О морском праве, черной лестнице

и грабителях с большой дороги


─ Вернемся к морскому праву.

─ Я целенаправленно шел по выбранному пути. Курсовые работы писал по этой теме, диплом тоже. Помню, моих однокурсников ужасно мучали на государственной защите, а меня преподаватели не трогали, поскольку слабо разбирались в предмете, не понимали, о чем спрашивать. Тогда высокопрофессиональные эксперты по морскому праву были в России наперечет. Да и сегодня отрасль у нас не слишком развита. Очень уж она узконаправленная, специфическая, нишевая. Наверное, самым большим профи в этой области считался профессор Валерий Мусин. С ним и Владимир Путин консультировался, лично звонил бывшему преподавателю. Одно время Мусин работал в ЦНИИ морского флота, потом стал членкором Российской Академии наук. К сожалению, Валерий Абрамович умер в декабре прошлого года…

Когда идешь практически по целине, появляется дополнительный драйв. Еще раз повторю: мне нужна четкая мотивация, тогда могу горы свернуть. Если нет ориентиров, мечешься из стороны в сторону, теряешь силы, нервы, время, ресурсы. Без концентрации на главном все оказывается бессмысленным. По крайней мере, я так устроен. Сизифов труд не для меня. Без реальной цели могу превратиться в размазню. Но стоит понять, куда и зачем иду ─ и любая задача по плечу. Считаю, на свете нет ничего невыполнимого.

─ И к чему же вы стремились в 2000 году, получив диплом Петербургского университета?

─ Говорю же, хотел стать морским юристом. Ни на что другое не отвлекался.

─ А с армией, к слову, у вас как? Служили?

─ Военная кафедра. Офицер запаса. Но носить погоны никогда не рвался. Недаром же вырос на Гражданке. Шутка. А если говорить серьезно, я еще на пятом курсе озаботился вопросом, у кого можно получить квалифицированные консультации по дипломной работе. Мне посоветовали обратиться в институт морского флота, в котором когда-то работал Валерий Мусин. Приехал я на Кавалергардскую улицу, зашел в красивое здание с якорями у парадного входа. И вскоре вышел. Мне доходчиво объяснили, что проблемами морского права не занимаются. Правда, сказали, что у них на черной лестнице сидит юридическая фирма, которая именно на этом специализируется.

Если через парадный подъезд не пробиться, всегда можно поискать запасной вариант. Пошел, куда послали. Познакомился с руководителем фирмы, где работало от силы человек пять, объяснил, что хотел бы пройти преддипломную практику. Мне ответили: ну, проходи… Правда, предупредили, что лишних денег нет, поэтому платить за труды ничего не будут. Что делать? Пахал, как говорится, на общественных началах, волонтером. Написал диплом, защитился и вернулся на все ту же черную лестницу, чтобы официально устроиться на работу. Взяли, но зарплату положили совсем скромную. На те деньги было не прожить, тем не менее, я опять согласился. Примерно год пахал, потом понял, что поднабрался опыта и могу попробовать самостоятельно вести дела.

Уволился, создал с коллегами собственную фирму, без затей назвав ее по именам отцов-основателей «Левченко, Сергеев и партнеры», и начал работать.

─ Это какой год?

─ Думаю, конец 2001-го.

─ Быстро поднялись?

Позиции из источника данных
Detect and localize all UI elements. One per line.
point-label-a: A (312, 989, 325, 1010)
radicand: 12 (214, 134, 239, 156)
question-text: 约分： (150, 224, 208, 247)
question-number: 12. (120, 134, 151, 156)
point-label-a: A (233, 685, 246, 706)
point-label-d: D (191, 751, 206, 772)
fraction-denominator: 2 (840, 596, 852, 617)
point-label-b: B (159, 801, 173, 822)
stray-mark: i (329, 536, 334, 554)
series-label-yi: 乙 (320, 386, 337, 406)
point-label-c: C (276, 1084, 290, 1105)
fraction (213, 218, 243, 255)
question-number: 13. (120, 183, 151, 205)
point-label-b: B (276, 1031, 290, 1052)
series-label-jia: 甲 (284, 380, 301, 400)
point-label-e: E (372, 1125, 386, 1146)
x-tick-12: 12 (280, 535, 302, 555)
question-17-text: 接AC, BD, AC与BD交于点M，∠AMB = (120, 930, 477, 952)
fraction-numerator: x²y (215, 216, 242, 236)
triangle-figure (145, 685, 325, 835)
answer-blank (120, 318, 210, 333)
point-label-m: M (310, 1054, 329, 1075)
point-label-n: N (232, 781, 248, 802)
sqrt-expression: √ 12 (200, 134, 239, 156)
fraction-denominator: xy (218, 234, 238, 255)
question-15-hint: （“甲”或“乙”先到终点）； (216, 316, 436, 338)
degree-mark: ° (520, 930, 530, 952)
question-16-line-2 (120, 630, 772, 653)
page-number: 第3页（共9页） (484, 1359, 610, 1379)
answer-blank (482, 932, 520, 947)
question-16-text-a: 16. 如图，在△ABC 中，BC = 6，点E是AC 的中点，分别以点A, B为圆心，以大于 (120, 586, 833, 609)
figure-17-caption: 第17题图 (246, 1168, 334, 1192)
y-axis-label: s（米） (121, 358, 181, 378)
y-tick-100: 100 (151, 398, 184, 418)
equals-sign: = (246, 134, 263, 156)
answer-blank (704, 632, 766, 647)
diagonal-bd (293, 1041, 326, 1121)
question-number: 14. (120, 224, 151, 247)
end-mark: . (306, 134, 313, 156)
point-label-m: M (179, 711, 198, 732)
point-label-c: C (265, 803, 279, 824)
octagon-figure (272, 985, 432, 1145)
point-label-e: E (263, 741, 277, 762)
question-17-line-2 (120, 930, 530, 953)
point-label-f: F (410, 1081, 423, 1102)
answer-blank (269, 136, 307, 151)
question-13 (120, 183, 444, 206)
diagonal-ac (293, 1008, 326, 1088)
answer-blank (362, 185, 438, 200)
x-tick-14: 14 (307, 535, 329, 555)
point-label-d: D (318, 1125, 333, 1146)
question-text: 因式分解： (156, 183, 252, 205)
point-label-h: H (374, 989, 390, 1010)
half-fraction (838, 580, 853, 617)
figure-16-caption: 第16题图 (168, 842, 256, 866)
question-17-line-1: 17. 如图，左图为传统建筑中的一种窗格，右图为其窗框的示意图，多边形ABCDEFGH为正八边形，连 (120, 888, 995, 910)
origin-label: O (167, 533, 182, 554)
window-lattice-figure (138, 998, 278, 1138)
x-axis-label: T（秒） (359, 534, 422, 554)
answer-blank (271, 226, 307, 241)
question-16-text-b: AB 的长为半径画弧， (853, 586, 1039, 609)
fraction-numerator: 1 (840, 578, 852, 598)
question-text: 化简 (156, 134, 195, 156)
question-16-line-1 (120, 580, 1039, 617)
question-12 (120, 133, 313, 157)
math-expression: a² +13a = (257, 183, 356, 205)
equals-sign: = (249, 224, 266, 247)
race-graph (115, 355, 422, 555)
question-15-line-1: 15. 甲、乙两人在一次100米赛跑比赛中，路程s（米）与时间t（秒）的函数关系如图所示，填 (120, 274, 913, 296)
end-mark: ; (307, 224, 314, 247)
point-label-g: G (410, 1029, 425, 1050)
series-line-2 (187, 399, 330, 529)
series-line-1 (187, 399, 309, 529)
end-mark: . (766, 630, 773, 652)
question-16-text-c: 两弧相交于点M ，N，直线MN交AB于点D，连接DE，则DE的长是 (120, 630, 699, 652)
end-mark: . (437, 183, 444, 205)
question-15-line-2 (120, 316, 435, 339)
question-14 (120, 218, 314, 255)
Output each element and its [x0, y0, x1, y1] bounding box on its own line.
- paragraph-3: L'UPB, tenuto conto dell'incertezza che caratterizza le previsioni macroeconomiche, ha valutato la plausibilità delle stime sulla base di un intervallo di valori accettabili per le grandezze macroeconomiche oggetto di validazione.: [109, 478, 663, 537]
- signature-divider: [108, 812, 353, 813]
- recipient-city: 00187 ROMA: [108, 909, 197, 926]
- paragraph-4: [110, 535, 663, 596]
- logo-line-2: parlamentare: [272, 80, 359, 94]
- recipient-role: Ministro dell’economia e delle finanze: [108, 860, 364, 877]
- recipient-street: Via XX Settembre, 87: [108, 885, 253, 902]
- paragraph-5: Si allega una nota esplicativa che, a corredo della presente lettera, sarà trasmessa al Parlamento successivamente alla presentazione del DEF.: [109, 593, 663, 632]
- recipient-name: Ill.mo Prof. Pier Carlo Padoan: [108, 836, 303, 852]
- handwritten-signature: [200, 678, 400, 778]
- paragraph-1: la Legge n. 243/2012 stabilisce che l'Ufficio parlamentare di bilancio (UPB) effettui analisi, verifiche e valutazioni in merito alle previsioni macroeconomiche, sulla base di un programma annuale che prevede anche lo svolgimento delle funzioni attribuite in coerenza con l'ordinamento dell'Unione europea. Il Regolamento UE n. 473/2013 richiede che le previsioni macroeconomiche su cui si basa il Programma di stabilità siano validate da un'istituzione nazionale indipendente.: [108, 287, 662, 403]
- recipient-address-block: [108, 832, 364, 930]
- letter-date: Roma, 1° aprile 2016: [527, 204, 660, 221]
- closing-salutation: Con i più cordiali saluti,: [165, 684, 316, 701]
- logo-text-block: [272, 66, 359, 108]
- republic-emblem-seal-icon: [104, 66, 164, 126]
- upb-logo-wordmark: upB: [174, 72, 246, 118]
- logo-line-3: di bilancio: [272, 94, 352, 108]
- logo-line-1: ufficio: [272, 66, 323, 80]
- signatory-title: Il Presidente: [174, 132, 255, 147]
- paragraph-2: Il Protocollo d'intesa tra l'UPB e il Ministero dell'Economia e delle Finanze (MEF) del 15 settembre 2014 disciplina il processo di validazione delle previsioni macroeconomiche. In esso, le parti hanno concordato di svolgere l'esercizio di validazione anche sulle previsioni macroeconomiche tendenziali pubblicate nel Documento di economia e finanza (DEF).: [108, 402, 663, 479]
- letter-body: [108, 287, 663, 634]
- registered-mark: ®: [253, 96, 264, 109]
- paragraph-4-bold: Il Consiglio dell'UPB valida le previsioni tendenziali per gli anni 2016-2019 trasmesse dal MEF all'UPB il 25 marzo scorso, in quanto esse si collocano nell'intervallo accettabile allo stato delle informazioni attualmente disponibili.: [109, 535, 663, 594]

▶ **Письменное задание**: Укажите, какое название получила собственная фирма, созданная с коллегами, согласно тексту о морском праве.

▶ **Письменный ответ**: Фирма получила название «Левченко, Сергеев и партнеры».